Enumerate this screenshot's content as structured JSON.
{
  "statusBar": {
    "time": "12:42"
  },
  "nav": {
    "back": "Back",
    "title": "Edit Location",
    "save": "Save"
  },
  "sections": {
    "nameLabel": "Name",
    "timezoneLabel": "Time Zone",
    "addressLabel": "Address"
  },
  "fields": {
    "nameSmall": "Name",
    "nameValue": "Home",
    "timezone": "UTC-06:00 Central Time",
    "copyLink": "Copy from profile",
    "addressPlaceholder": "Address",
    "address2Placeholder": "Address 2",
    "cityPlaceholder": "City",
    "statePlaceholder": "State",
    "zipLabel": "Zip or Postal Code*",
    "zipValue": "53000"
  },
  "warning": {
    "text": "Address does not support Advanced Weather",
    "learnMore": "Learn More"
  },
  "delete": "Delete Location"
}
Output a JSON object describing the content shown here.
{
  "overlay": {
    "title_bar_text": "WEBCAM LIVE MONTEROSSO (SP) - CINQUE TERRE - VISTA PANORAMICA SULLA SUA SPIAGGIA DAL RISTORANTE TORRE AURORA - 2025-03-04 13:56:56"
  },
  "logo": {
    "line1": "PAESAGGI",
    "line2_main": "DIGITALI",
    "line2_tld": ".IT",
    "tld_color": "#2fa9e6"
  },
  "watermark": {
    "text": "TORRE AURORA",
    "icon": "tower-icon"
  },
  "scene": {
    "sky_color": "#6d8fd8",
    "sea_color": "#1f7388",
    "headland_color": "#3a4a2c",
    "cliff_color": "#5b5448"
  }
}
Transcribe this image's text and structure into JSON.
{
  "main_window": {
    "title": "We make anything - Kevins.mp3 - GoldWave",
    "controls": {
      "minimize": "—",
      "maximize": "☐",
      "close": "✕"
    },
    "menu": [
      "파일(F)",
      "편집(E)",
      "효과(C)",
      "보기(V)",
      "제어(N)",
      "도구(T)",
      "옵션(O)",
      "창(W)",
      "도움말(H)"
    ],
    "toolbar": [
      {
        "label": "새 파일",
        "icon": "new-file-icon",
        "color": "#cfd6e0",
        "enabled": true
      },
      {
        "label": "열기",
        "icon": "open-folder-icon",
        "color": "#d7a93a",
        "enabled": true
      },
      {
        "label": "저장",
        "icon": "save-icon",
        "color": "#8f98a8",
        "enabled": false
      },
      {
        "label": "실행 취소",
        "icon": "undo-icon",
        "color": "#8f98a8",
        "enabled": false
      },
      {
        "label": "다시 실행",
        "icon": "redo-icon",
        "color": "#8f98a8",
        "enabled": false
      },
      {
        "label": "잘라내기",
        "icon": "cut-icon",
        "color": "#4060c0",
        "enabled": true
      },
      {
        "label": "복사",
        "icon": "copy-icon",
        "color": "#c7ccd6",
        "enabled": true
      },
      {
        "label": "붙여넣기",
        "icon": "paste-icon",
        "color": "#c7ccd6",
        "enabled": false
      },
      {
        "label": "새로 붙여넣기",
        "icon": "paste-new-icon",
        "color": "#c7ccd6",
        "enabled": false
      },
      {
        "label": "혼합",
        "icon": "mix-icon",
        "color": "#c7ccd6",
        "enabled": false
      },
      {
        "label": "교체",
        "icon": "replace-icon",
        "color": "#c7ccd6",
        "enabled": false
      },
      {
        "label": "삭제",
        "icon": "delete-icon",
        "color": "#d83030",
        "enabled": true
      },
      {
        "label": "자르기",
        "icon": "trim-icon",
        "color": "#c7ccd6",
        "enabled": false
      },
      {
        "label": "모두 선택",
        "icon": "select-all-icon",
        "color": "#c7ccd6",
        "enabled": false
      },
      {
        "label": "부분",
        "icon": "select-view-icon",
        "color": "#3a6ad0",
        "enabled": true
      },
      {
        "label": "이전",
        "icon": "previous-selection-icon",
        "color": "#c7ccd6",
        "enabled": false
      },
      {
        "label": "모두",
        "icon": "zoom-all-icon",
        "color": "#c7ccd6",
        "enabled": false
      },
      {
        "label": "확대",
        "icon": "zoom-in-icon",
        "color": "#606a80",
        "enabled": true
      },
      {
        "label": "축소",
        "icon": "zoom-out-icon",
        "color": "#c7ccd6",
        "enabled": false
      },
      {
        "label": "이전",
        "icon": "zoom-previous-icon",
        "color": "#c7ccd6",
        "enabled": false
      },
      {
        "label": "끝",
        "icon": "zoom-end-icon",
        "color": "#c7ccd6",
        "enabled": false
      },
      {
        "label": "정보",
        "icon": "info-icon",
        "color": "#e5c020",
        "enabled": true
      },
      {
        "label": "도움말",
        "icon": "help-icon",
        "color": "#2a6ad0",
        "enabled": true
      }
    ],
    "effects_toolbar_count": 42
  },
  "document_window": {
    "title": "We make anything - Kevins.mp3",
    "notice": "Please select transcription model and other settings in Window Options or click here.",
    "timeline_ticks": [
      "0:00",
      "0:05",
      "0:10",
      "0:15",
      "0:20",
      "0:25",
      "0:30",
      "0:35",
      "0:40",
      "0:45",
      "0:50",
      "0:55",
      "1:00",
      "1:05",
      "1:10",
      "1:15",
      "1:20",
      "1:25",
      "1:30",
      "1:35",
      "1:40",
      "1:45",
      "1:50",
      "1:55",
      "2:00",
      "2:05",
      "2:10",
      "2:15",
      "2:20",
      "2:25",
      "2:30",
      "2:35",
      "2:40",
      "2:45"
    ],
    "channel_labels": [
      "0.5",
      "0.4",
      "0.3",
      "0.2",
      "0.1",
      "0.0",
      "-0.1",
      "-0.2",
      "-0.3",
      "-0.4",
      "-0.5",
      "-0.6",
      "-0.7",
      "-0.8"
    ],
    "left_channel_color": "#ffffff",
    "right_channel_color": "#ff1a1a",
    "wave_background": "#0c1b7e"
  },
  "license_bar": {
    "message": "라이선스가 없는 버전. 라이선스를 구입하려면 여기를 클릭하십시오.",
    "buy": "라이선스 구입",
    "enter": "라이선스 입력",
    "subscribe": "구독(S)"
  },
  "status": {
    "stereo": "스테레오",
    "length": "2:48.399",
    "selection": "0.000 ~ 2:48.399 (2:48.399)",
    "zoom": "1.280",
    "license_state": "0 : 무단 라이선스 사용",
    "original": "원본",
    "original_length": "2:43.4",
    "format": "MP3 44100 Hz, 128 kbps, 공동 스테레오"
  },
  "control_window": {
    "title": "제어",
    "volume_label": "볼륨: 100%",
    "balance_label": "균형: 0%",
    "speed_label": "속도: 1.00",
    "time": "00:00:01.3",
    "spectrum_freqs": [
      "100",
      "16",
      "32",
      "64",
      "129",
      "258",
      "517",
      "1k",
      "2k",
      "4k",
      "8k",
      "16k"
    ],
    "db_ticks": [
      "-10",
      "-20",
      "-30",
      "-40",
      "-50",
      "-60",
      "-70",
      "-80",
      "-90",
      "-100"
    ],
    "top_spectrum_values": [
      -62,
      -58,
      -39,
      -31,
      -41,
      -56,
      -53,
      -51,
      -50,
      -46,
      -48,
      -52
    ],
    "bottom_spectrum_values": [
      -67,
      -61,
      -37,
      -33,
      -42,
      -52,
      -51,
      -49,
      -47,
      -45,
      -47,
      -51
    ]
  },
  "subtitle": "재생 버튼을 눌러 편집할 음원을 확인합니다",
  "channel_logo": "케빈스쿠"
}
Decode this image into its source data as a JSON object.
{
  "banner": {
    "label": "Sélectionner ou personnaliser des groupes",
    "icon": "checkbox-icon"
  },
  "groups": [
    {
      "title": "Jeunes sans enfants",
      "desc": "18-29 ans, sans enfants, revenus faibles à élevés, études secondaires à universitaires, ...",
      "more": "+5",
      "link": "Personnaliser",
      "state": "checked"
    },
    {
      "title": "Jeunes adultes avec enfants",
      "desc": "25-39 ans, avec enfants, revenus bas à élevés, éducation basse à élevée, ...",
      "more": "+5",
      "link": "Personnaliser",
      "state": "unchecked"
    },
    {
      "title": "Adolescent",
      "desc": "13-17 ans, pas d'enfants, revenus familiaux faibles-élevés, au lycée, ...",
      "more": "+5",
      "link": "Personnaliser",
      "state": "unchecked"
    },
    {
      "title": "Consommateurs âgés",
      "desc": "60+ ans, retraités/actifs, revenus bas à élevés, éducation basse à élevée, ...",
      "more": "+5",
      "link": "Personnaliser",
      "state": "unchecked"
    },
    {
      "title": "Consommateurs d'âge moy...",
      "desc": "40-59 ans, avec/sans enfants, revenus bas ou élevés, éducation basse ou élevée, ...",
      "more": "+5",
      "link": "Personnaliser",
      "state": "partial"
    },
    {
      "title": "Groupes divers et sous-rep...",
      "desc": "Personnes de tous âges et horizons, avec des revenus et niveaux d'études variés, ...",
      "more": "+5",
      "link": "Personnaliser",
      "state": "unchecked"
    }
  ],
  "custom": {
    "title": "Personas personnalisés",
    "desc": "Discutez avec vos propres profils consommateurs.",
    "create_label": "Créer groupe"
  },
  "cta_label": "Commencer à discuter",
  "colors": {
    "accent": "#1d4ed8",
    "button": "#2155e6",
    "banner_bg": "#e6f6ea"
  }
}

......

State the number of lines in this listing that contain the string "image", and add nothing else.

2